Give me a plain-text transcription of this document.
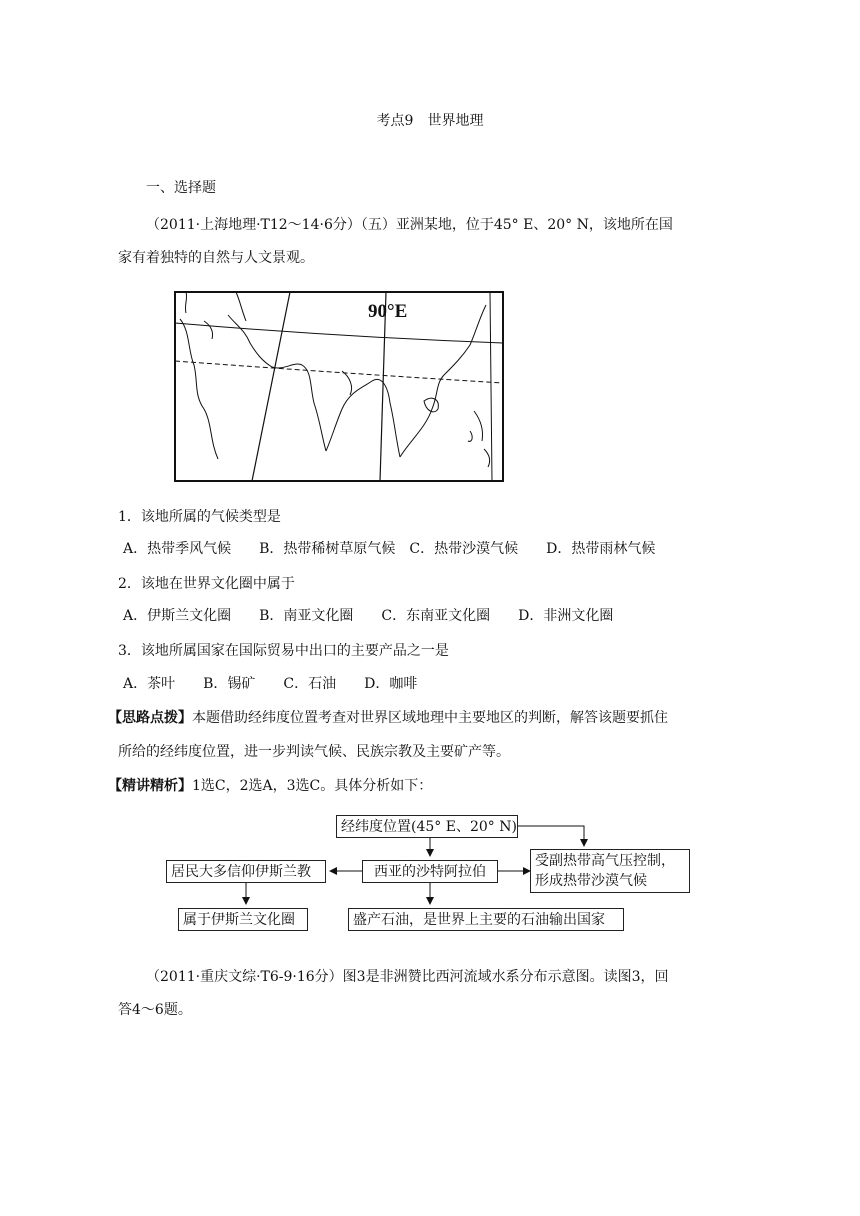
考点9　世界地理
一、选择题
（2011·上海地理·T12～14·6分）（五）亚洲某地，位于45° E、20° N，该地所在国
家有着独特的自然与人文景观。
90°E
1．该地所属的气候类型是
A．热带季风气候　　B．热带稀树草原气候　C．热带沙漠气候　　D．热带雨林气候
2．该地在世界文化圈中属于
A．伊斯兰文化圈　　B．南亚文化圈　　C．东南亚文化圈　　D．非洲文化圈
3．该地所属国家在国际贸易中出口的主要产品之一是
A．茶叶　　B．锡矿　　C．石油　　D．咖啡
【思路点拨】本题借助经纬度位置考查对世界区域地理中主要地区的判断，解答该题要抓住
所给的经纬度位置，进一步判读气候、民族宗教及主要矿产等。
【精讲精析】1选C，2选A，3选C。具体分析如下：
经纬度位置(45° E、20° N)
西亚的沙特阿拉伯
居民大多信仰伊斯兰教
受副热带高气压控制，
形成热带沙漠气候
属于伊斯兰文化圈	盛产石油，是世界上主要的石油输出国家
（2011·重庆文综·T6-9·16分）图3是非洲赞比西河流域水系分布示意图。读图3，回
答4～6题。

## Exercise goal
Please set down each line of the data above exactly as written, without the pictures.

## Result for this task
Give me a plain-text transcription of this document.
考点9　世界地理
一、选择题
（2011·上海地理·T12～14·6分）（五）亚洲某地，位于45° E、20° N，该地所在国
家有着独特的自然与人文景观。
90°E
1．该地所属的气候类型是
A．热带季风气候　　B．热带稀树草原气候　C．热带沙漠气候　　D．热带雨林气候
2．该地在世界文化圈中属于
A．伊斯兰文化圈　　B．南亚文化圈　　C．东南亚文化圈　　D．非洲文化圈
3．该地所属国家在国际贸易中出口的主要产品之一是
A．茶叶　　B．锡矿　　C．石油　　D．咖啡
【思路点拨】本题借助经纬度位置考查对世界区域地理中主要地区的判断，解答该题要抓住
所给的经纬度位置，进一步判读气候、民族宗教及主要矿产等。
【精讲精析】1选C，2选A，3选C。具体分析如下：
经纬度位置(45° E、20° N)
西亚的沙特阿拉伯
居民大多信仰伊斯兰教
受副热带高气压控制，
形成热带沙漠气候
属于伊斯兰文化圈	盛产石油，是世界上主要的石油输出国家
（2011·重庆文综·T6-9·16分）图3是非洲赞比西河流域水系分布示意图。读图3，回
答4～6题。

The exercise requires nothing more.